** BEGIN Data for this task **

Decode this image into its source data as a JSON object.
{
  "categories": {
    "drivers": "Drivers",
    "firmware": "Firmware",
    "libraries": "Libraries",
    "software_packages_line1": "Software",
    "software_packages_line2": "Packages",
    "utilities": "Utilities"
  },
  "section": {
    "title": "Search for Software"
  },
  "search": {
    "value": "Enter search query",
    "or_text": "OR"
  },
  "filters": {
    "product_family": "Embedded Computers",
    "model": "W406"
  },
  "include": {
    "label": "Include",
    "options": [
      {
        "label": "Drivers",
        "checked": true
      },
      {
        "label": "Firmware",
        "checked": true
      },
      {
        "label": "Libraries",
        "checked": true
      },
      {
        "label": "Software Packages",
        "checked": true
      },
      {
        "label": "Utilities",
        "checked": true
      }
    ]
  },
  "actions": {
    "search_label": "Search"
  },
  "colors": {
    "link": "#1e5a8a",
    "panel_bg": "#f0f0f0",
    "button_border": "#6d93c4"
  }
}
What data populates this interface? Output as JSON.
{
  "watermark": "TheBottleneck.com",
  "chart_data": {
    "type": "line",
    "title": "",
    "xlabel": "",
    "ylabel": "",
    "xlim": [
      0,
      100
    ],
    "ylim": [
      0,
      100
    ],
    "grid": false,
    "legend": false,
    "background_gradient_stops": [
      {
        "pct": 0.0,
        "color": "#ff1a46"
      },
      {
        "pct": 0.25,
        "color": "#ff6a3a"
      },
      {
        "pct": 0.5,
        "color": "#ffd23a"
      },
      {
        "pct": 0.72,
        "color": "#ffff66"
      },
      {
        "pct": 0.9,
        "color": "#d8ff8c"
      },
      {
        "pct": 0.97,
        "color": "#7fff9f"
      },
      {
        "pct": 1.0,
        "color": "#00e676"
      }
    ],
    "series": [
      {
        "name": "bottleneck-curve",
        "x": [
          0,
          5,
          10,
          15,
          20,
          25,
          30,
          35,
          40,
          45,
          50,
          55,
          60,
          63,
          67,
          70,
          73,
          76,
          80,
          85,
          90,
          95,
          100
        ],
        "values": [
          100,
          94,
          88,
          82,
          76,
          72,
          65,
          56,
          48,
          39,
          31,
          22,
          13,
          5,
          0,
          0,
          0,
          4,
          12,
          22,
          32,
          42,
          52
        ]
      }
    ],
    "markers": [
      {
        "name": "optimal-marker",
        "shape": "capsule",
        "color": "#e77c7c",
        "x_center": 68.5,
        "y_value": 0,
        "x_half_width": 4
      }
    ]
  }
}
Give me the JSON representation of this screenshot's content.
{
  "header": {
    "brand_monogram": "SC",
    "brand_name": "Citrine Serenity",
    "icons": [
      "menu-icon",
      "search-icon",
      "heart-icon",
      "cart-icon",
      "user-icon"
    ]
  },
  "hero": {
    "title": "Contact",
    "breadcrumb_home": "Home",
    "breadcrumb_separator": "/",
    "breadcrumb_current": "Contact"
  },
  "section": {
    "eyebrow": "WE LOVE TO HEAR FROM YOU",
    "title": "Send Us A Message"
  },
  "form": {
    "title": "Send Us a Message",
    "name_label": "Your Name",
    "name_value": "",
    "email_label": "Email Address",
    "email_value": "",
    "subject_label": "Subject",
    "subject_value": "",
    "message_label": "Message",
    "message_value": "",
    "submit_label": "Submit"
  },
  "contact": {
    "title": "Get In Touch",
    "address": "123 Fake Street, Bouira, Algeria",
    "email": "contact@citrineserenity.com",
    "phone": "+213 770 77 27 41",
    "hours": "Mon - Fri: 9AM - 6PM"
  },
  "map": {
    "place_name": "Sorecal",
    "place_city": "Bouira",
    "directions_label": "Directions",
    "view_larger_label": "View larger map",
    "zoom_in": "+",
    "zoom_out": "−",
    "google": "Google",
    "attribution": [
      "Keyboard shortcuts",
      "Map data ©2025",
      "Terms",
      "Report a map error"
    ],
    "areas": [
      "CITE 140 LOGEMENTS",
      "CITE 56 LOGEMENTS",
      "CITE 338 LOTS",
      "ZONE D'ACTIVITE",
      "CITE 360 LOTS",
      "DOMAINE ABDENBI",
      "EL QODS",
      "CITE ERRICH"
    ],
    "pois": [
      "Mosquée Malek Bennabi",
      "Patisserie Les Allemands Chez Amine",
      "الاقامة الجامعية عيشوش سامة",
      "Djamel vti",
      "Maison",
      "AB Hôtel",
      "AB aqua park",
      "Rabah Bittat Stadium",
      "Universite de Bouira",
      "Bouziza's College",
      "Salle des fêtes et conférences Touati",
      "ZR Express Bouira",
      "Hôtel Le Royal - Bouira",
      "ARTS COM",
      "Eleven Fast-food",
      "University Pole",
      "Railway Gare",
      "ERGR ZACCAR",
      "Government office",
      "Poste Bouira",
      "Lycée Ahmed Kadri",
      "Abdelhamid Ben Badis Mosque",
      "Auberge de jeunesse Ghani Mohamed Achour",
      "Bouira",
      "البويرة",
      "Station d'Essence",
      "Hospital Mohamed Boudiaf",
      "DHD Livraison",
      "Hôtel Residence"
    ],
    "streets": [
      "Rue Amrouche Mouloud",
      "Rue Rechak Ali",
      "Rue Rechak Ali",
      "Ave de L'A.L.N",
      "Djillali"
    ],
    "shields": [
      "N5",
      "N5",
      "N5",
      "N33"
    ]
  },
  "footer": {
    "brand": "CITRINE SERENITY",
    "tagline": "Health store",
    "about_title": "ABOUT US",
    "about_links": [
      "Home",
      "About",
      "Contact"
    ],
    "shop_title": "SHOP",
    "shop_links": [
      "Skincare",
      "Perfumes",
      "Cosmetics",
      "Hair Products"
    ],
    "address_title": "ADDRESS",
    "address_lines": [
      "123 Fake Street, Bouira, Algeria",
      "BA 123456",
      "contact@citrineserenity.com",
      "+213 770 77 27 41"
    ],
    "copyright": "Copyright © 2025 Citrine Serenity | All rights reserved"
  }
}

** END Data for this task **

Exercise goal: Set down the material above again, word for word.

Expected answer:
Decode this image into its source data as a JSON object.
{
  "categories": {
    "drivers": "Drivers",
    "firmware": "Firmware",
    "libraries": "Libraries",
    "software_packages_line1": "Software",
    "software_packages_line2": "Packages",
    "utilities": "Utilities"
  },
  "section": {
    "title": "Search for Software"
  },
  "search": {
    "value": "Enter search query",
    "or_text": "OR"
  },
  "filters": {
    "product_family": "Embedded Computers",
    "model": "W406"
  },
  "include": {
    "label": "Include",
    "options": [
      {
        "label": "Drivers",
        "checked": true
      },
      {
        "label": "Firmware",
        "checked": true
      },
      {
        "label": "Libraries",
        "checked": true
      },
      {
        "label": "Software Packages",
        "checked": true
      },
      {
        "label": "Utilities",
        "checked": true
      }
    ]
  },
  "actions": {
    "search_label": "Search"
  },
  "colors": {
    "link": "#1e5a8a",
    "panel_bg": "#f0f0f0",
    "button_border": "#6d93c4"
  }
}
What data populates this interface? Output as JSON.
{
  "watermark": "TheBottleneck.com",
  "chart_data": {
    "type": "line",
    "title": "",
    "xlabel": "",
    "ylabel": "",
    "xlim": [
      0,
      100
    ],
    "ylim": [
      0,
      100
    ],
    "grid": false,
    "legend": false,
    "background_gradient_stops": [
      {
        "pct": 0.0,
        "color": "#ff1a46"
      },
      {
        "pct": 0.25,
        "color": "#ff6a3a"
      },
      {
        "pct": 0.5,
        "color": "#ffd23a"
      },
      {
        "pct": 0.72,
        "color": "#ffff66"
      },
      {
        "pct": 0.9,
        "color": "#d8ff8c"
      },
      {
        "pct": 0.97,
        "color": "#7fff9f"
      },
      {
        "pct": 1.0,
        "color": "#00e676"
      }
    ],
    "series": [
      {
        "name": "bottleneck-curve",
        "x": [
          0,
          5,
          10,
          15,
          20,
          25,
          30,
          35,
          40,
          45,
          50,
          55,
          60,
          63,
          67,
          70,
          73,
          76,
          80,
          85,
          90,
          95,
          100
        ],
        "values": [
          100,
          94,
          88,
          82,
          76,
          72,
          65,
          56,
          48,
          39,
          31,
          22,
          13,
          5,
          0,
          0,
          0,
          4,
          12,
          22,
          32,
          42,
          52
        ]
      }
    ],
    "markers": [
      {
        "name": "optimal-marker",
        "shape": "capsule",
        "color": "#e77c7c",
        "x_center": 68.5,
        "y_value": 0,
        "x_half_width": 4
      }
    ]
  }
}
Give me the JSON representation of this screenshot's content.
{
  "header": {
    "brand_monogram": "SC",
    "brand_name": "Citrine Serenity",
    "icons": [
      "menu-icon",
      "search-icon",
      "heart-icon",
      "cart-icon",
      "user-icon"
    ]
  },
  "hero": {
    "title": "Contact",
    "breadcrumb_home": "Home",
    "breadcrumb_separator": "/",
    "breadcrumb_current": "Contact"
  },
  "section": {
    "eyebrow": "WE LOVE TO HEAR FROM YOU",
    "title": "Send Us A Message"
  },
  "form": {
    "title": "Send Us a Message",
    "name_label": "Your Name",
    "name_value": "",
    "email_label": "Email Address",
    "email_value": "",
    "subject_label": "Subject",
    "subject_value": "",
    "message_label": "Message",
    "message_value": "",
    "submit_label": "Submit"
  },
  "contact": {
    "title": "Get In Touch",
    "address": "123 Fake Street, Bouira, Algeria",
    "email": "contact@citrineserenity.com",
    "phone": "+213 770 77 27 41",
    "hours": "Mon - Fri: 9AM - 6PM"
  },
  "map": {
    "place_name": "Sorecal",
    "place_city": "Bouira",
    "directions_label": "Directions",
    "view_larger_label": "View larger map",
    "zoom_in": "+",
    "zoom_out": "−",
    "google": "Google",
    "attribution": [
      "Keyboard shortcuts",
      "Map data ©2025",
      "Terms",
      "Report a map error"
    ],
    "areas": [
      "CITE 140 LOGEMENTS",
      "CITE 56 LOGEMENTS",
      "CITE 338 LOTS",
      "ZONE D'ACTIVITE",
      "CITE 360 LOTS",
      "DOMAINE ABDENBI",
      "EL QODS",
      "CITE ERRICH"
    ],
    "pois": [
      "Mosquée Malek Bennabi",
      "Patisserie Les Allemands Chez Amine",
      "الاقامة الجامعية عيشوش سامة",
      "Djamel vti",
      "Maison",
      "AB Hôtel",
      "AB aqua park",
      "Rabah Bittat Stadium",
      "Universite de Bouira",
      "Bouziza's College",
      "Salle des fêtes et conférences Touati",
      "ZR Express Bouira",
      "Hôtel Le Royal - Bouira",
      "ARTS COM",
      "Eleven Fast-food",
      "University Pole",
      "Railway Gare",
      "ERGR ZACCAR",
      "Government office",
      "Poste Bouira",
      "Lycée Ahmed Kadri",
      "Abdelhamid Ben Badis Mosque",
      "Auberge de jeunesse Ghani Mohamed Achour",
      "Bouira",
      "البويرة",
      "Station d'Essence",
      "Hospital Mohamed Boudiaf",
      "DHD Livraison",
      "Hôtel Residence"
    ],
    "streets": [
      "Rue Amrouche Mouloud",
      "Rue Rechak Ali",
      "Rue Rechak Ali",
      "Ave de L'A.L.N",
      "Djillali"
    ],
    "shields": [
      "N5",
      "N5",
      "N5",
      "N33"
    ]
  },
  "footer": {
    "brand": "CITRINE SERENITY",
    "tagline": "Health store",
    "about_title": "ABOUT US",
    "about_links": [
      "Home",
      "About",
      "Contact"
    ],
    "shop_title": "SHOP",
    "shop_links": [
      "Skincare",
      "Perfumes",
      "Cosmetics",
      "Hair Products"
    ],
    "address_title": "ADDRESS",
    "address_lines": [
      "123 Fake Street, Bouira, Algeria",
      "BA 123456",
      "contact@citrineserenity.com",
      "+213 770 77 27 41"
    ],
    "copyright": "Copyright © 2025 Citrine Serenity | All rights reserved"
  }
}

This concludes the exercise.